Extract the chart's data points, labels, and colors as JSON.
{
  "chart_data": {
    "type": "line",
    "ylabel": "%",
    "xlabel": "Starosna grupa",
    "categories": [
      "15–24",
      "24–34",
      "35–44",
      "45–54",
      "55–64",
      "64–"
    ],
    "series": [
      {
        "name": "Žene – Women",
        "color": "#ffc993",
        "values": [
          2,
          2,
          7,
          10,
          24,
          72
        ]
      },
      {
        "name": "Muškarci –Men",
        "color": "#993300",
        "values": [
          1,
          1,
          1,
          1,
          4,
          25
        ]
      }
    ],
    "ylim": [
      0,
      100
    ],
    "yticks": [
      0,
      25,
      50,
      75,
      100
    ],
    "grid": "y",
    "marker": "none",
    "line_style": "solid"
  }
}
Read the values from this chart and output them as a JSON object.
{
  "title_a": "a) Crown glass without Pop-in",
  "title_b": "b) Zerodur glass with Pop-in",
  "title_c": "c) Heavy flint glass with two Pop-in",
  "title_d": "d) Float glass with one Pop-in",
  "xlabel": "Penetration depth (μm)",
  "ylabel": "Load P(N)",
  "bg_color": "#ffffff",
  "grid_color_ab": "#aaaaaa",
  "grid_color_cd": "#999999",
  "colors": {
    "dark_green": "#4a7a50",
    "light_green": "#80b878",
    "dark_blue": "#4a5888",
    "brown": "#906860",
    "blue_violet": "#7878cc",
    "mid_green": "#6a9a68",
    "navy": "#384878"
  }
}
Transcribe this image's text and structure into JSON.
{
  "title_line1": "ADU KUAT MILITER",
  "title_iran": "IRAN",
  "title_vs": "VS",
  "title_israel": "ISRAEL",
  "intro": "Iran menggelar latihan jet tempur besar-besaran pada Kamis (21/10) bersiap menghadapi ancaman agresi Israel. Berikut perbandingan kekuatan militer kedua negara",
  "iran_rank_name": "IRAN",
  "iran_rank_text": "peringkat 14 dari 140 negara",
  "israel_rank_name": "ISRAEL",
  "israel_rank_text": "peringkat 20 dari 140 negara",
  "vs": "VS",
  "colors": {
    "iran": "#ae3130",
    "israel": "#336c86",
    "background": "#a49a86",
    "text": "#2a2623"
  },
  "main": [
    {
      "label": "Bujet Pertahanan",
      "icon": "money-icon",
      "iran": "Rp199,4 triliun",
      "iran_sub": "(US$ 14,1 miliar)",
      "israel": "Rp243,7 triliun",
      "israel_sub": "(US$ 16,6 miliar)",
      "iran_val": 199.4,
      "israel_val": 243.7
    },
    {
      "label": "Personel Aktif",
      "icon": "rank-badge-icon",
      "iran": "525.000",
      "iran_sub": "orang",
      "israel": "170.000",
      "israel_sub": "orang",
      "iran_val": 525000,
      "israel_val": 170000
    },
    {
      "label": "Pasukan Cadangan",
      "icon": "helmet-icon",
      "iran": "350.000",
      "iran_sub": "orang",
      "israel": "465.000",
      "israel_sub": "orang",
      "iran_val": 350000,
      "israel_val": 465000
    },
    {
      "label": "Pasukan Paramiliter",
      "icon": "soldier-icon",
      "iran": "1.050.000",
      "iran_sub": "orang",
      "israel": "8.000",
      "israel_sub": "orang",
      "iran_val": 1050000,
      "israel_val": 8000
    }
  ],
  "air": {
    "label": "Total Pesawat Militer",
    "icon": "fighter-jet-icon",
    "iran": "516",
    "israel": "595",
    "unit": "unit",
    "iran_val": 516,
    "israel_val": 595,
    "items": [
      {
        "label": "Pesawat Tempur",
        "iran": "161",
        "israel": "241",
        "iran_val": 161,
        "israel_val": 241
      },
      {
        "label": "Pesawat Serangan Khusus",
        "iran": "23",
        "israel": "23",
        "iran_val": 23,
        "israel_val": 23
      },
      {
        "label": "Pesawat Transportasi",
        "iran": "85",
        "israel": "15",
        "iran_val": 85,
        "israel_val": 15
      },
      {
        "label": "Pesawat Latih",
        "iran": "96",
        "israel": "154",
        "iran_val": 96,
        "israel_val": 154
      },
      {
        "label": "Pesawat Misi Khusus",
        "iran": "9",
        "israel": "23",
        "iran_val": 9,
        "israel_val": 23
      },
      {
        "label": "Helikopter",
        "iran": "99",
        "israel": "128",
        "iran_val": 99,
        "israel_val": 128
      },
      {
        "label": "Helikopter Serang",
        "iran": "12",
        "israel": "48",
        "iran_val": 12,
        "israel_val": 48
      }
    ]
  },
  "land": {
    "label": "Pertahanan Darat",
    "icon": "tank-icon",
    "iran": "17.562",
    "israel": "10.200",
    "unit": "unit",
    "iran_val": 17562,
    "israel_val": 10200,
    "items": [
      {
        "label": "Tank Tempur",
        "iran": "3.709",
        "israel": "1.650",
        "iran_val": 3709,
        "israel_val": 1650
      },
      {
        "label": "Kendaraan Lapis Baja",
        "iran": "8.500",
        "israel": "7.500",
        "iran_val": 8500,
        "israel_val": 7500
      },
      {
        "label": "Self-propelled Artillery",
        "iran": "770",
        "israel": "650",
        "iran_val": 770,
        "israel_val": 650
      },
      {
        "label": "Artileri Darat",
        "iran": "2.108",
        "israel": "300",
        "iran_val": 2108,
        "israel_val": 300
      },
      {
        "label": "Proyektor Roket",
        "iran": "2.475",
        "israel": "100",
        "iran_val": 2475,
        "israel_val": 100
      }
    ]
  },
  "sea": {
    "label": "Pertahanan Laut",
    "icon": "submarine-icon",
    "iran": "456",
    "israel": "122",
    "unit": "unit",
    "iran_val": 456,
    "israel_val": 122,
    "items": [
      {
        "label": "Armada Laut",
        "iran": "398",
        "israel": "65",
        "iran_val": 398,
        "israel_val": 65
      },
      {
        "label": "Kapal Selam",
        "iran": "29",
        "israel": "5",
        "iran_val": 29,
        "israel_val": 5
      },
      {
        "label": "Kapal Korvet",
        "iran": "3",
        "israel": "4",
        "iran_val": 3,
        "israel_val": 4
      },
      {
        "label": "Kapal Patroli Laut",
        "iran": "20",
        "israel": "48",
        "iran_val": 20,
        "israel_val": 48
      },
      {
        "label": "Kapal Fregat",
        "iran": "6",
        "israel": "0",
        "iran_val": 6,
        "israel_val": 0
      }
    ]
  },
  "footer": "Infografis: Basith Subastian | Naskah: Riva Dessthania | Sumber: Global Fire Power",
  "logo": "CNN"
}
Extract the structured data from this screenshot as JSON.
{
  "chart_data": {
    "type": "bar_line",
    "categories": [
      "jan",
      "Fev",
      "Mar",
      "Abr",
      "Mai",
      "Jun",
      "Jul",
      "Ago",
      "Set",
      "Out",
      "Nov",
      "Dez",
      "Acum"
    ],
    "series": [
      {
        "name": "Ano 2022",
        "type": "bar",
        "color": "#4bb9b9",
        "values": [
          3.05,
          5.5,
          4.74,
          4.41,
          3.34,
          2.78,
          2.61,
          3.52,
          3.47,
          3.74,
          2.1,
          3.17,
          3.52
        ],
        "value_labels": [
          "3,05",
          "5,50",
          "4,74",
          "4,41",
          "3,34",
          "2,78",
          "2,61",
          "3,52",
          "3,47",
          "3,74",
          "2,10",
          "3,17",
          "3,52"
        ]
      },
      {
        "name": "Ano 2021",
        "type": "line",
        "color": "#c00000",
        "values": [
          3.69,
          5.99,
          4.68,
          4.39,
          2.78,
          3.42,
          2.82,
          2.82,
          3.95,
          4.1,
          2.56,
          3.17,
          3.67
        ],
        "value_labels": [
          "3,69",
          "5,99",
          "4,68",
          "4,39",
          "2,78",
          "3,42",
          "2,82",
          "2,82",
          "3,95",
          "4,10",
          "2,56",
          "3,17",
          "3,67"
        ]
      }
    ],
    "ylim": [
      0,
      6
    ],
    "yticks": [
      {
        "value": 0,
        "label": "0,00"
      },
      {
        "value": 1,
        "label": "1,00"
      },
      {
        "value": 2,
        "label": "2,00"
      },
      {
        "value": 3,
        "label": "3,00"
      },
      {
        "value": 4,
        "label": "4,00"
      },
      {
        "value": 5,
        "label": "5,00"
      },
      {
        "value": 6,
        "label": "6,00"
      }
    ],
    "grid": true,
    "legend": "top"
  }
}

**Given request**
Go through the listing above and locate each line that holds the word "Khusus". Copy those lines.

**Written response**
        "label": "Pesawat Serangan Khusus",
        "label": "Pesawat Misi Khusus",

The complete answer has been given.